> [TASK GOAL]
Please recast every line in the rows below as a JSON list of strings, one string per line, leaving out any blank lines.

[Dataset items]
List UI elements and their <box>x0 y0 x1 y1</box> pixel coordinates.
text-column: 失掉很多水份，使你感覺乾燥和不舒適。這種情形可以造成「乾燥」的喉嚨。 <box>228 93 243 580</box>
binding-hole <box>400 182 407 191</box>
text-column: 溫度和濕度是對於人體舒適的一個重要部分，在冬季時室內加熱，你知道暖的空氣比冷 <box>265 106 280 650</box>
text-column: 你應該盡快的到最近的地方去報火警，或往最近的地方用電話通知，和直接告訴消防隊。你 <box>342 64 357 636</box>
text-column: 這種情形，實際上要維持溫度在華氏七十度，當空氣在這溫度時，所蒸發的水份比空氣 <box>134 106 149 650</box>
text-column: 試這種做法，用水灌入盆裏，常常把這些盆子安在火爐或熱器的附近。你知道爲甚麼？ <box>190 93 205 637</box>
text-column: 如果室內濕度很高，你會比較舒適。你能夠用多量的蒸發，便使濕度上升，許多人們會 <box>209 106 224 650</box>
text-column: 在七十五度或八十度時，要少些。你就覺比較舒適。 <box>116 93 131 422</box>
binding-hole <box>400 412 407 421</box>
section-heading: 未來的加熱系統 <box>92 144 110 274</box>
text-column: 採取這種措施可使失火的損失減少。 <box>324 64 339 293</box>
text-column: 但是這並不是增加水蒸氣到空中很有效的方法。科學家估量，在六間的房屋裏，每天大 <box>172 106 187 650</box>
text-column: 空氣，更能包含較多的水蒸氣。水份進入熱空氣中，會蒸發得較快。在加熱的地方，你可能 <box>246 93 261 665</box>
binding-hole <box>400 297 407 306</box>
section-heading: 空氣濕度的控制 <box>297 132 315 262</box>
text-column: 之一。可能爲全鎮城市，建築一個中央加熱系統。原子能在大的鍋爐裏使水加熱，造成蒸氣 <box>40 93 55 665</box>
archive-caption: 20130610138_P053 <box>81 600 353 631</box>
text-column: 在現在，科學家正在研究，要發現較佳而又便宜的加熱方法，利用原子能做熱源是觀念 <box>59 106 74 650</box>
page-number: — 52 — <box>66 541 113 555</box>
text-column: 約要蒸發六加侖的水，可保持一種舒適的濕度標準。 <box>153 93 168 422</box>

> [FINISHED TASK]
[
  "List UI elements and their <box>x0 y0 x1 y1</box> pixel coordinates.",
  "text-column: 失掉很多水份，使你感覺乾燥和不舒適。這種情形可以造成「乾燥」的喉嚨。 <box>228 93 243 580</box>",
  "binding-hole <box>400 182 407 191</box>",
  "text-column: 溫度和濕度是對於人體舒適的一個重要部分，在冬季時室內加熱，你知道暖的空氣比冷 <box>265 106 280 650</box>",
  "text-column: 你應該盡快的到最近的地方去報火警，或往最近的地方用電話通知，和直接告訴消防隊。你 <box>342 64 357 636</box>",
  "text-column: 這種情形，實際上要維持溫度在華氏七十度，當空氣在這溫度時，所蒸發的水份比空氣 <box>134 106 149 650</box>",
  "text-column: 試這種做法，用水灌入盆裏，常常把這些盆子安在火爐或熱器的附近。你知道爲甚麼？ <box>190 93 205 637</box>",
  "text-column: 如果室內濕度很高，你會比較舒適。你能夠用多量的蒸發，便使濕度上升，許多人們會 <box>209 106 224 650</box>",
  "text-column: 在七十五度或八十度時，要少些。你就覺比較舒適。 <box>116 93 131 422</box>",
  "binding-hole <box>400 412 407 421</box>",
  "section-heading: 未來的加熱系統 <box>92 144 110 274</box>",
  "text-column: 採取這種措施可使失火的損失減少。 <box>324 64 339 293</box>",
  "text-column: 但是這並不是增加水蒸氣到空中很有效的方法。科學家估量，在六間的房屋裏，每天大 <box>172 106 187 650</box>",
  "text-column: 空氣，更能包含較多的水蒸氣。水份進入熱空氣中，會蒸發得較快。在加熱的地方，你可能 <box>246 93 261 665</box>",
  "binding-hole <box>400 297 407 306</box>",
  "section-heading: 空氣濕度的控制 <box>297 132 315 262</box>",
  "text-column: 之一。可能爲全鎮城市，建築一個中央加熱系統。原子能在大的鍋爐裏使水加熱，造成蒸氣 <box>40 93 55 665</box>",
  "archive-caption: 20130610138_P053 <box>81 600 353 631</box>",
  "text-column: 在現在，科學家正在研究，要發現較佳而又便宜的加熱方法，利用原子能做熱源是觀念 <box>59 106 74 650</box>",
  "page-number: — 52 — <box>66 541 113 555</box>",
  "text-column: 約要蒸發六加侖的水，可保持一種舒適的濕度標準。 <box>153 93 168 422</box>"
]